---------- Material shown ----------

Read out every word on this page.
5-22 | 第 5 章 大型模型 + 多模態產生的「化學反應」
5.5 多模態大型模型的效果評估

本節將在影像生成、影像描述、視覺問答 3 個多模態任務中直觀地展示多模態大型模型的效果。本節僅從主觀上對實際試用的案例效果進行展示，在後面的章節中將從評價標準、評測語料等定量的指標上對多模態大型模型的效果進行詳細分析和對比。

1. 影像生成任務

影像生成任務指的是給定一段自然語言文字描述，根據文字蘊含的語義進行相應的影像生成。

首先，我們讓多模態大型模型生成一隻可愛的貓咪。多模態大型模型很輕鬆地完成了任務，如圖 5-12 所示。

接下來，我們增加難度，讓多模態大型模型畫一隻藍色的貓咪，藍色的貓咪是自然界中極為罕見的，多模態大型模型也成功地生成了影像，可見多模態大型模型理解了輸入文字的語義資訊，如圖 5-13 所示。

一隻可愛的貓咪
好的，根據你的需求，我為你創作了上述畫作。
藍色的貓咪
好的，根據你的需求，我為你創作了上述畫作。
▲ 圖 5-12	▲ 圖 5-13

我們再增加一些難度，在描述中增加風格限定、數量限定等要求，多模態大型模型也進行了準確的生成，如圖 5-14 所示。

----------
---------- Material shown ----------

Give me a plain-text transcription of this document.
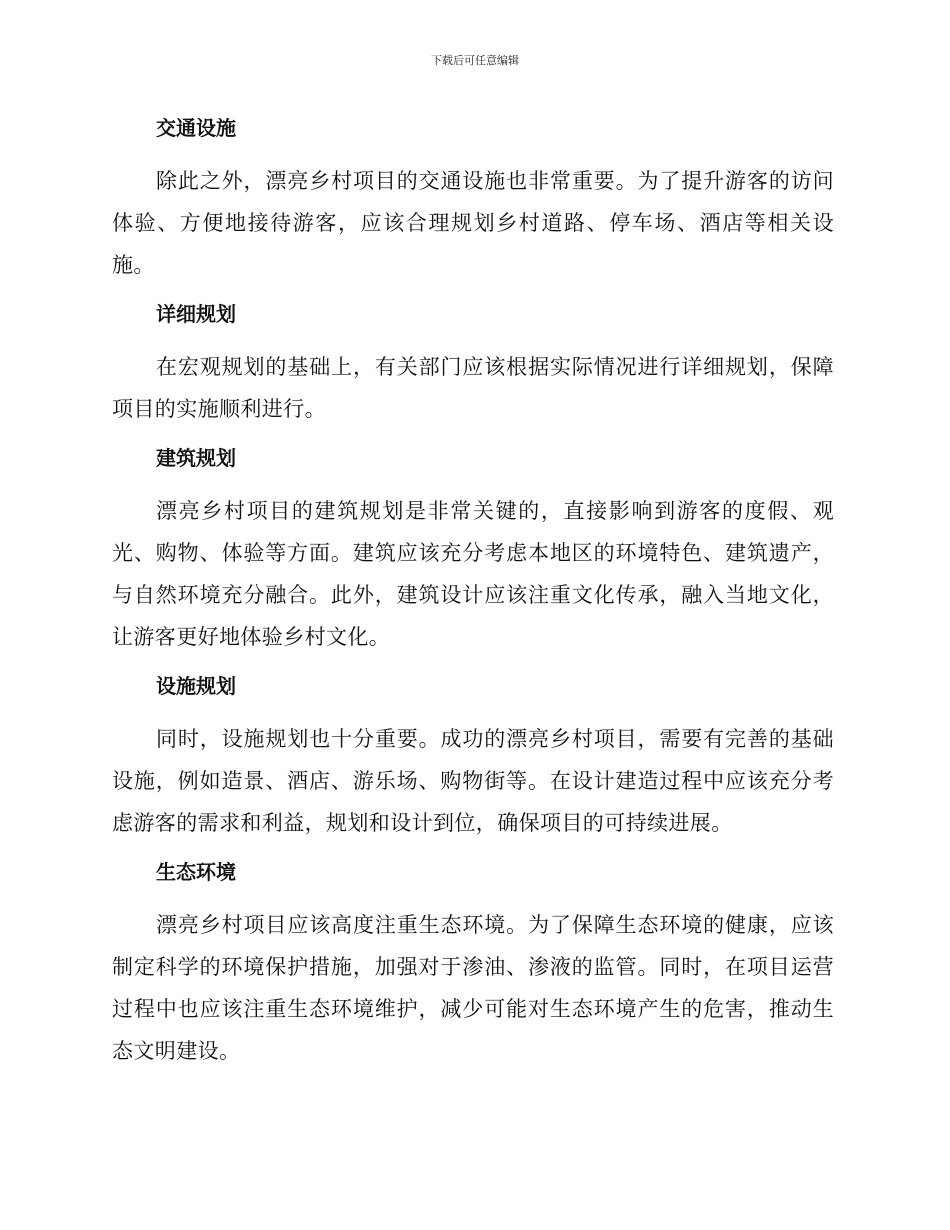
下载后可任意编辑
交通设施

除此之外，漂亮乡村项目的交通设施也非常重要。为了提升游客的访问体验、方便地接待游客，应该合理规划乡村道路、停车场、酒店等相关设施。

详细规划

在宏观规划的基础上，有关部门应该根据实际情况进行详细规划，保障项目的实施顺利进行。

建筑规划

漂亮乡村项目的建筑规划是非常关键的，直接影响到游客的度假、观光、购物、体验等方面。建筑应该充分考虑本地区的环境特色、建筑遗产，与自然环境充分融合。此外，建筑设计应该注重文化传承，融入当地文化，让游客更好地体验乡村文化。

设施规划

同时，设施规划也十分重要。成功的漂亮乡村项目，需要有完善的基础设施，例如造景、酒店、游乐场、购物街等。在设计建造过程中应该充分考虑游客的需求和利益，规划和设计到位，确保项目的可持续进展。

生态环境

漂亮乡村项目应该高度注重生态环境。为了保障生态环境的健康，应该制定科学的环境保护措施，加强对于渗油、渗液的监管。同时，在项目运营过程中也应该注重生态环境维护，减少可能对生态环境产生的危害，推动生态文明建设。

----------

Problem to solve:
The word "this" may appear on some lines of these records; state how many such lines there are, and nothing else.

The reply:
2